§ Entries:
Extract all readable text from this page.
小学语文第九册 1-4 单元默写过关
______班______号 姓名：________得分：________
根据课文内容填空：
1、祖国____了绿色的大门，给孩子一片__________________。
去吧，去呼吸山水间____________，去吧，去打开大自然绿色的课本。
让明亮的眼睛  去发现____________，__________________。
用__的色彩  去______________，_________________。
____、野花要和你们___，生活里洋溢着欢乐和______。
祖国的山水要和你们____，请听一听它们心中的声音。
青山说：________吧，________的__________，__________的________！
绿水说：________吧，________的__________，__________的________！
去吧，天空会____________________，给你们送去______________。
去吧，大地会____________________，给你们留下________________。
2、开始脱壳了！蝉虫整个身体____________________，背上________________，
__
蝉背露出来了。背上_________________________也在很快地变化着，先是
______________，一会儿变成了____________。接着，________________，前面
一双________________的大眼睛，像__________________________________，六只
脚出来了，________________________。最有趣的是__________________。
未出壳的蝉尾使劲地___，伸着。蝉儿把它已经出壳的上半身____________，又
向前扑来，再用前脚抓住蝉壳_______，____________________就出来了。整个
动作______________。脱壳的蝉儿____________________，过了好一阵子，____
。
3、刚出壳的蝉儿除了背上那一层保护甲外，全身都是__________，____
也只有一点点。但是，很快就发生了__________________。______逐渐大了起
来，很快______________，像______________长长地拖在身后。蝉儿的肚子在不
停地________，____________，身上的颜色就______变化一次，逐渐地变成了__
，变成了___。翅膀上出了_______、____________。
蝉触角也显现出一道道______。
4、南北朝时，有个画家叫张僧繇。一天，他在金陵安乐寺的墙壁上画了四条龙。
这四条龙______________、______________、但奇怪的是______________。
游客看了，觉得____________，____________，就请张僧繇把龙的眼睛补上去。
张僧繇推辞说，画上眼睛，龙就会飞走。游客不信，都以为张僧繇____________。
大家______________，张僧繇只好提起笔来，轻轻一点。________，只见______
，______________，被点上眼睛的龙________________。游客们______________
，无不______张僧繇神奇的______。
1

§ Given instruction: Using the entries above, please restate each one word for word.

§ Correct answer:
Extract all readable text from this page.
小学语文第九册 1-4 单元默写过关
______班______号 姓名：________得分：________
根据课文内容填空：
1、祖国____了绿色的大门，给孩子一片__________________。
去吧，去呼吸山水间____________，去吧，去打开大自然绿色的课本。
让明亮的眼睛  去发现____________，__________________。
用__的色彩  去______________，_________________。
____、野花要和你们___，生活里洋溢着欢乐和______。
祖国的山水要和你们____，请听一听它们心中的声音。
青山说：________吧，________的__________，__________的________！
绿水说：________吧，________的__________，__________的________！
去吧，天空会____________________，给你们送去______________。
去吧，大地会____________________，给你们留下________________。
2、开始脱壳了！蝉虫整个身体____________________，背上________________，
__
蝉背露出来了。背上_________________________也在很快地变化着，先是
______________，一会儿变成了____________。接着，________________，前面
一双________________的大眼睛，像__________________________________，六只
脚出来了，________________________。最有趣的是__________________。
未出壳的蝉尾使劲地___，伸着。蝉儿把它已经出壳的上半身____________，又
向前扑来，再用前脚抓住蝉壳_______，____________________就出来了。整个
动作______________。脱壳的蝉儿____________________，过了好一阵子，____
。
3、刚出壳的蝉儿除了背上那一层保护甲外，全身都是__________，____
也只有一点点。但是，很快就发生了__________________。______逐渐大了起
来，很快______________，像______________长长地拖在身后。蝉儿的肚子在不
停地________，____________，身上的颜色就______变化一次，逐渐地变成了__
，变成了___。翅膀上出了_______、____________。
蝉触角也显现出一道道______。
4、南北朝时，有个画家叫张僧繇。一天，他在金陵安乐寺的墙壁上画了四条龙。
这四条龙______________、______________、但奇怪的是______________。
游客看了，觉得____________，____________，就请张僧繇把龙的眼睛补上去。
张僧繇推辞说，画上眼睛，龙就会飞走。游客不信，都以为张僧繇____________。
大家______________，张僧繇只好提起笔来，轻轻一点。________，只见______
，______________，被点上眼睛的龙________________。游客们______________
，无不______张僧繇神奇的______。
1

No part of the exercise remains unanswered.